• YOUR GOAL
Repeat every entry word for word, skipping the pictures.

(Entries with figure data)

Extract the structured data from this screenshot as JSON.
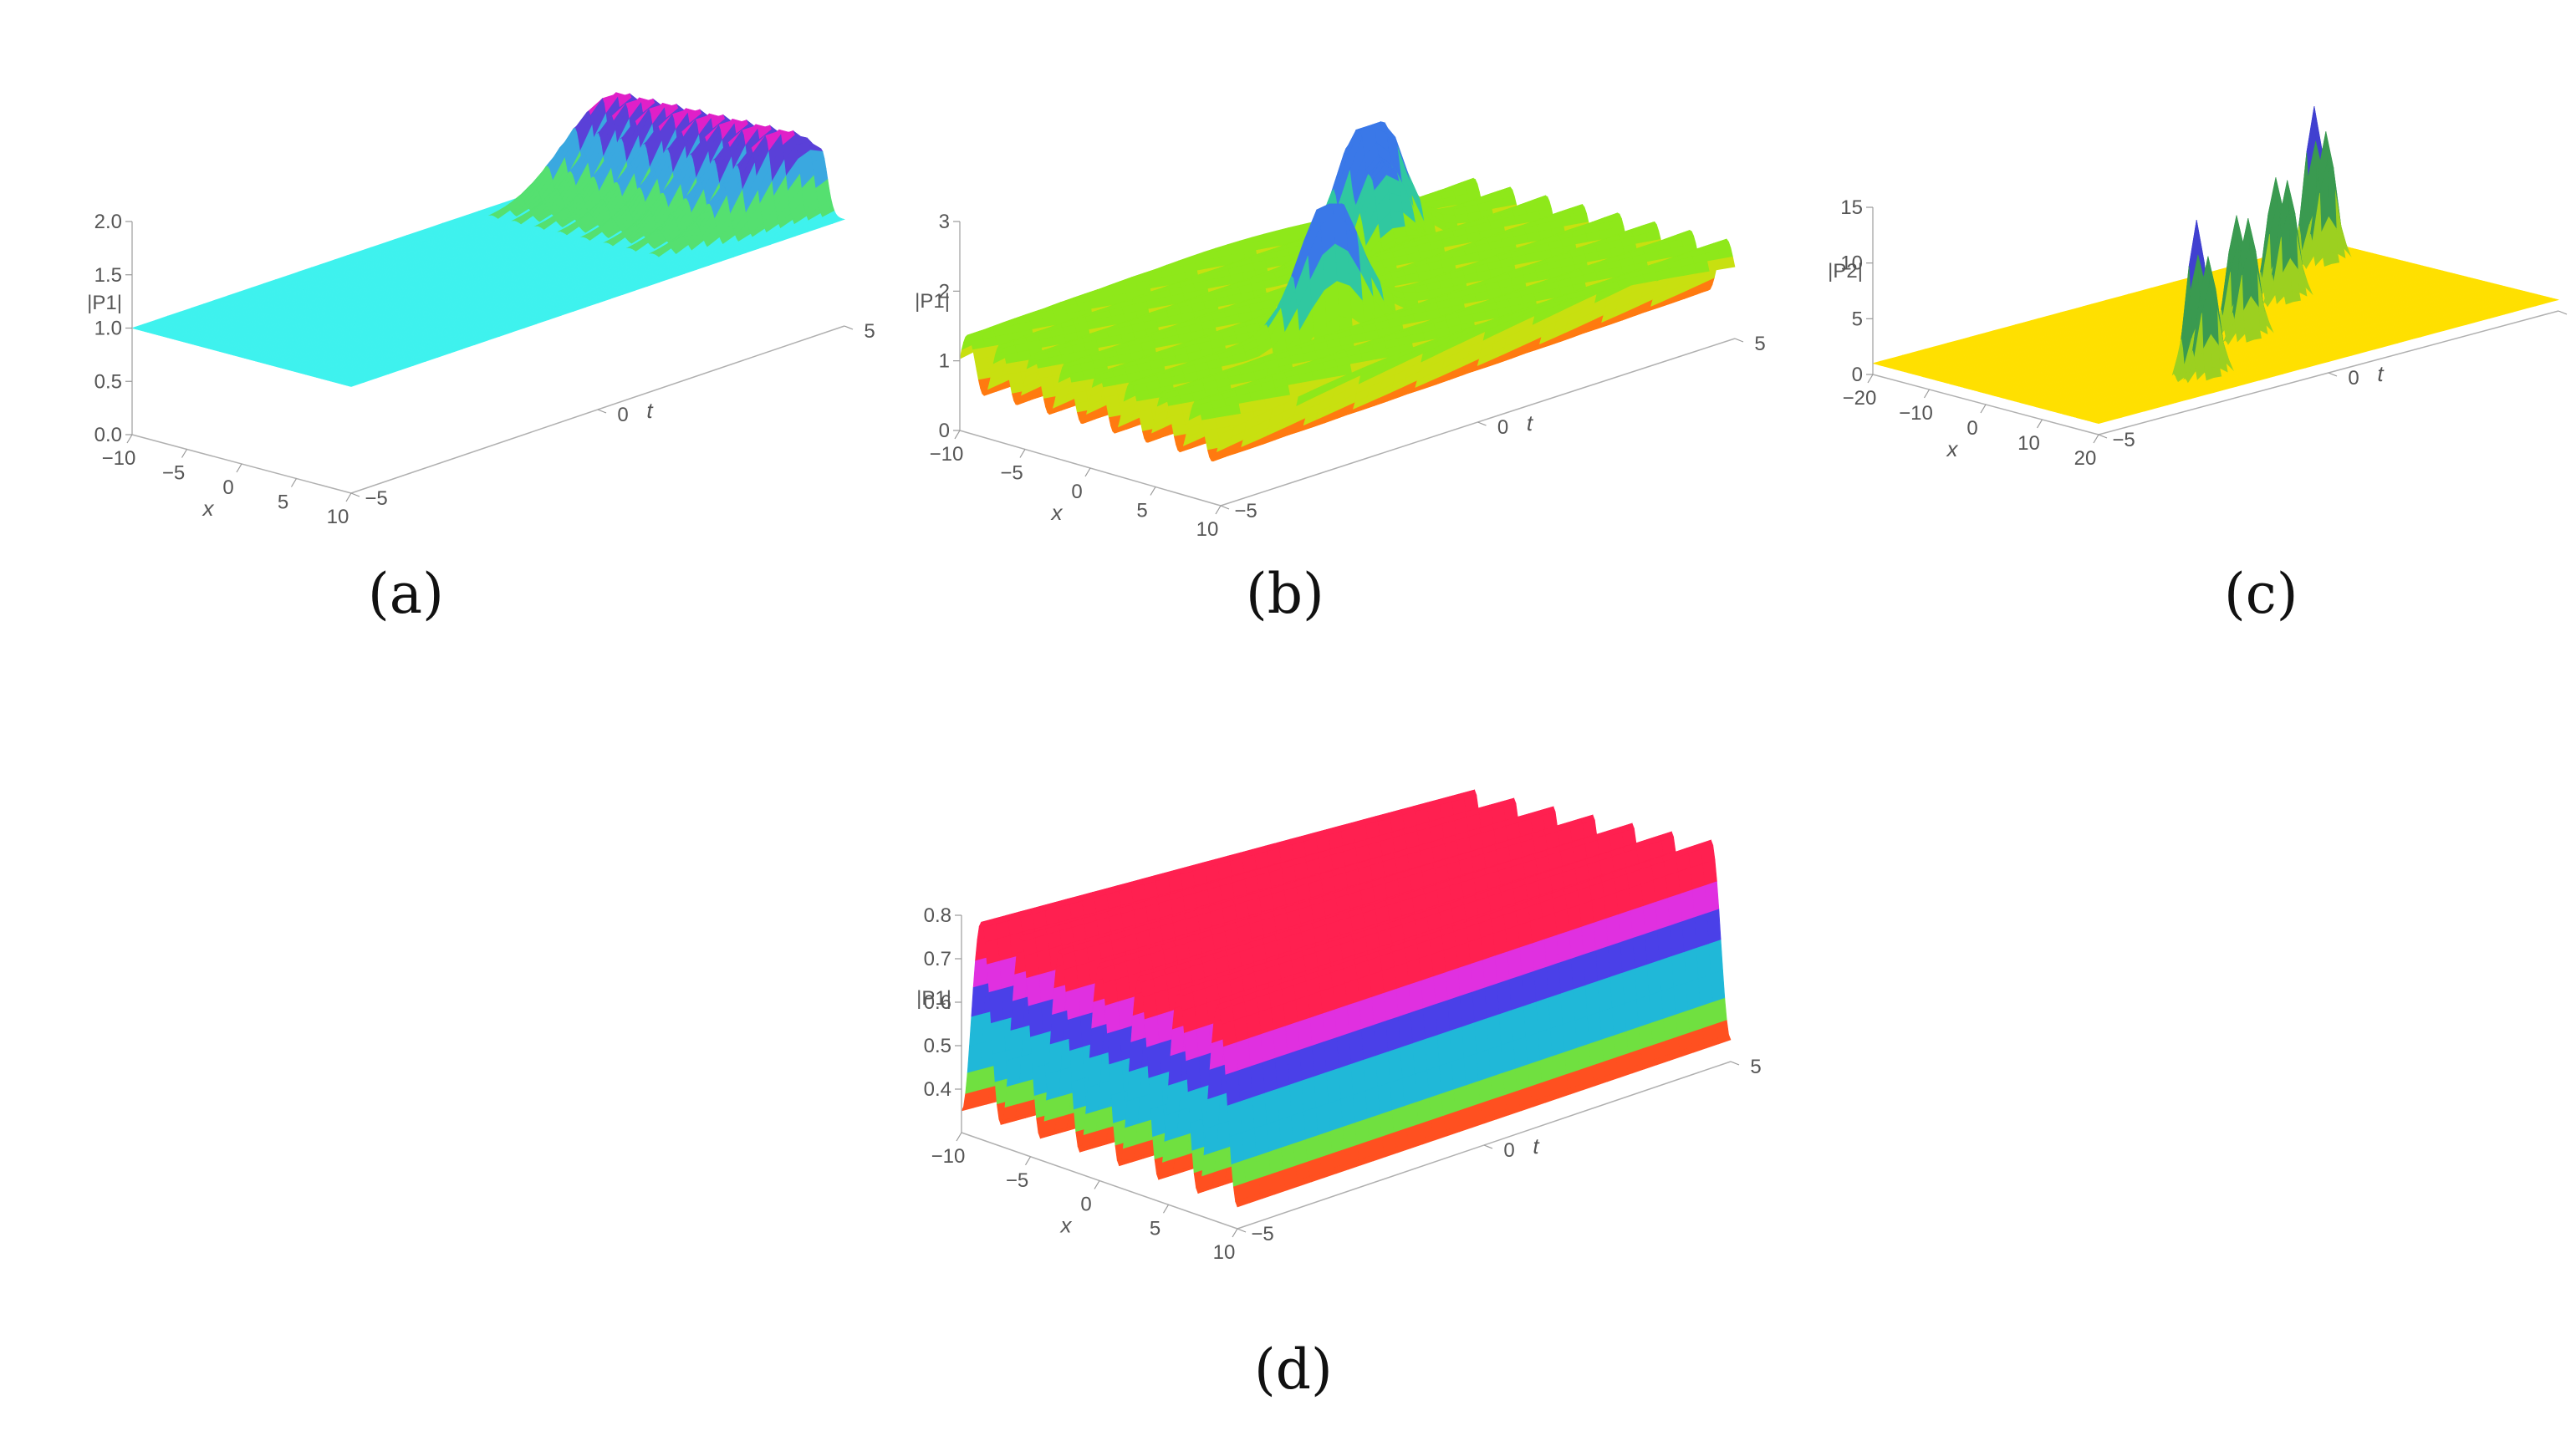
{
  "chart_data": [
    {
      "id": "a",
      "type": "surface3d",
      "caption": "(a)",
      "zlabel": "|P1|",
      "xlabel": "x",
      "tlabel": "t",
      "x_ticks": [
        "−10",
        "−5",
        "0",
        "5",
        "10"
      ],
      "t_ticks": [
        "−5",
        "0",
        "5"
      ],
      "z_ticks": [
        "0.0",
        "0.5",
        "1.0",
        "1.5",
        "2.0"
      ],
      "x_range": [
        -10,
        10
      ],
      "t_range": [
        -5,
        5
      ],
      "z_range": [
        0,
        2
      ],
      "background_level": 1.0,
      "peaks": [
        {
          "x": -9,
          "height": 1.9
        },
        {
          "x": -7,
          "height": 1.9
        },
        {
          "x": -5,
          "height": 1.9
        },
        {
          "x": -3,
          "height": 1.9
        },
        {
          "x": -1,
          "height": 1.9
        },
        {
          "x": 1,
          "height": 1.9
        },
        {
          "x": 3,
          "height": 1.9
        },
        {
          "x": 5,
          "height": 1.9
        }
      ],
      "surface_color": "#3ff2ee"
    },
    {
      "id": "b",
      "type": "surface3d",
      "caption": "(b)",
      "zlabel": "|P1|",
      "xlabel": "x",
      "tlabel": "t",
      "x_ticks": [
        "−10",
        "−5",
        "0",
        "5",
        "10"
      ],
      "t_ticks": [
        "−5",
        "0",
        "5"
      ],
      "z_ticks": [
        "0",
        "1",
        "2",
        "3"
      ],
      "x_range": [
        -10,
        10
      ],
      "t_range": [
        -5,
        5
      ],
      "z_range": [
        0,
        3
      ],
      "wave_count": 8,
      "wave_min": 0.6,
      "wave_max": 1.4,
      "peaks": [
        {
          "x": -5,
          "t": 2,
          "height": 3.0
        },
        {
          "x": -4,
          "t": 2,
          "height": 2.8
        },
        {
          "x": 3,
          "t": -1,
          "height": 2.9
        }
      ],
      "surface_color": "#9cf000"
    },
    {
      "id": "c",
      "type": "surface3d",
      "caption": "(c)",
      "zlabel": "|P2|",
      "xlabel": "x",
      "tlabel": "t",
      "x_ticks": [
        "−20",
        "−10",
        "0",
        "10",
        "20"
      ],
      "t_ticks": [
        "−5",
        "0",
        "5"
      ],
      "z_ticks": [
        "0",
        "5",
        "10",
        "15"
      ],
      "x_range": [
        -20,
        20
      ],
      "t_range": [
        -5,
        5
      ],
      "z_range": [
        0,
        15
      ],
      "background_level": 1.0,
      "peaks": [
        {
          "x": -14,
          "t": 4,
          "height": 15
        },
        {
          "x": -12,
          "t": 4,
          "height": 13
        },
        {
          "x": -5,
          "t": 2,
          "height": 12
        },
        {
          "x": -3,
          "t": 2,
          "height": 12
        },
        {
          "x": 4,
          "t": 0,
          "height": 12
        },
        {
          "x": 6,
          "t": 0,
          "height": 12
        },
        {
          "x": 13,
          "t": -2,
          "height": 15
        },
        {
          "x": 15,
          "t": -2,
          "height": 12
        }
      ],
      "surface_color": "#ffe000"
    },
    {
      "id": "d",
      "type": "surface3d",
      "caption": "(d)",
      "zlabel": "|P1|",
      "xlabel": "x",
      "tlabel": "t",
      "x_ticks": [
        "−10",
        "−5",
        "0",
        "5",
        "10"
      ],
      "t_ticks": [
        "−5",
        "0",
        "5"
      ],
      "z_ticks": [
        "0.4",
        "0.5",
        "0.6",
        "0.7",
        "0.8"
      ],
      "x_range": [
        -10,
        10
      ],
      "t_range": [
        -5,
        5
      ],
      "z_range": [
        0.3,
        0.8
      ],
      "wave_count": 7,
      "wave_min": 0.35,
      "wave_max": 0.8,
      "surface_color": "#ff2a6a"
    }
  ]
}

• RESULT FOR THIS TASK
Extract the structured data from this screenshot as JSON.
{
  "chart_data": [
    {
      "id": "a",
      "type": "surface3d",
      "caption": "(a)",
      "zlabel": "|P1|",
      "xlabel": "x",
      "tlabel": "t",
      "x_ticks": [
        "−10",
        "−5",
        "0",
        "5",
        "10"
      ],
      "t_ticks": [
        "−5",
        "0",
        "5"
      ],
      "z_ticks": [
        "0.0",
        "0.5",
        "1.0",
        "1.5",
        "2.0"
      ],
      "x_range": [
        -10,
        10
      ],
      "t_range": [
        -5,
        5
      ],
      "z_range": [
        0,
        2
      ],
      "background_level": 1.0,
      "peaks": [
        {
          "x": -9,
          "height": 1.9
        },
        {
          "x": -7,
          "height": 1.9
        },
        {
          "x": -5,
          "height": 1.9
        },
        {
          "x": -3,
          "height": 1.9
        },
        {
          "x": -1,
          "height": 1.9
        },
        {
          "x": 1,
          "height": 1.9
        },
        {
          "x": 3,
          "height": 1.9
        },
        {
          "x": 5,
          "height": 1.9
        }
      ],
      "surface_color": "#3ff2ee"
    },
    {
      "id": "b",
      "type": "surface3d",
      "caption": "(b)",
      "zlabel": "|P1|",
      "xlabel": "x",
      "tlabel": "t",
      "x_ticks": [
        "−10",
        "−5",
        "0",
        "5",
        "10"
      ],
      "t_ticks": [
        "−5",
        "0",
        "5"
      ],
      "z_ticks": [
        "0",
        "1",
        "2",
        "3"
      ],
      "x_range": [
        -10,
        10
      ],
      "t_range": [
        -5,
        5
      ],
      "z_range": [
        0,
        3
      ],
      "wave_count": 8,
      "wave_min": 0.6,
      "wave_max": 1.4,
      "peaks": [
        {
          "x": -5,
          "t": 2,
          "height": 3.0
        },
        {
          "x": -4,
          "t": 2,
          "height": 2.8
        },
        {
          "x": 3,
          "t": -1,
          "height": 2.9
        }
      ],
      "surface_color": "#9cf000"
    },
    {
      "id": "c",
      "type": "surface3d",
      "caption": "(c)",
      "zlabel": "|P2|",
      "xlabel": "x",
      "tlabel": "t",
      "x_ticks": [
        "−20",
        "−10",
        "0",
        "10",
        "20"
      ],
      "t_ticks": [
        "−5",
        "0",
        "5"
      ],
      "z_ticks": [
        "0",
        "5",
        "10",
        "15"
      ],
      "x_range": [
        -20,
        20
      ],
      "t_range": [
        -5,
        5
      ],
      "z_range": [
        0,
        15
      ],
      "background_level": 1.0,
      "peaks": [
        {
          "x": -14,
          "t": 4,
          "height": 15
        },
        {
          "x": -12,
          "t": 4,
          "height": 13
        },
        {
          "x": -5,
          "t": 2,
          "height": 12
        },
        {
          "x": -3,
          "t": 2,
          "height": 12
        },
        {
          "x": 4,
          "t": 0,
          "height": 12
        },
        {
          "x": 6,
          "t": 0,
          "height": 12
        },
        {
          "x": 13,
          "t": -2,
          "height": 15
        },
        {
          "x": 15,
          "t": -2,
          "height": 12
        }
      ],
      "surface_color": "#ffe000"
    },
    {
      "id": "d",
      "type": "surface3d",
      "caption": "(d)",
      "zlabel": "|P1|",
      "xlabel": "x",
      "tlabel": "t",
      "x_ticks": [
        "−10",
        "−5",
        "0",
        "5",
        "10"
      ],
      "t_ticks": [
        "−5",
        "0",
        "5"
      ],
      "z_ticks": [
        "0.4",
        "0.5",
        "0.6",
        "0.7",
        "0.8"
      ],
      "x_range": [
        -10,
        10
      ],
      "t_range": [
        -5,
        5
      ],
      "z_range": [
        0.3,
        0.8
      ],
      "wave_count": 7,
      "wave_min": 0.35,
      "wave_max": 0.8,
      "surface_color": "#ff2a6a"
    }
  ]
}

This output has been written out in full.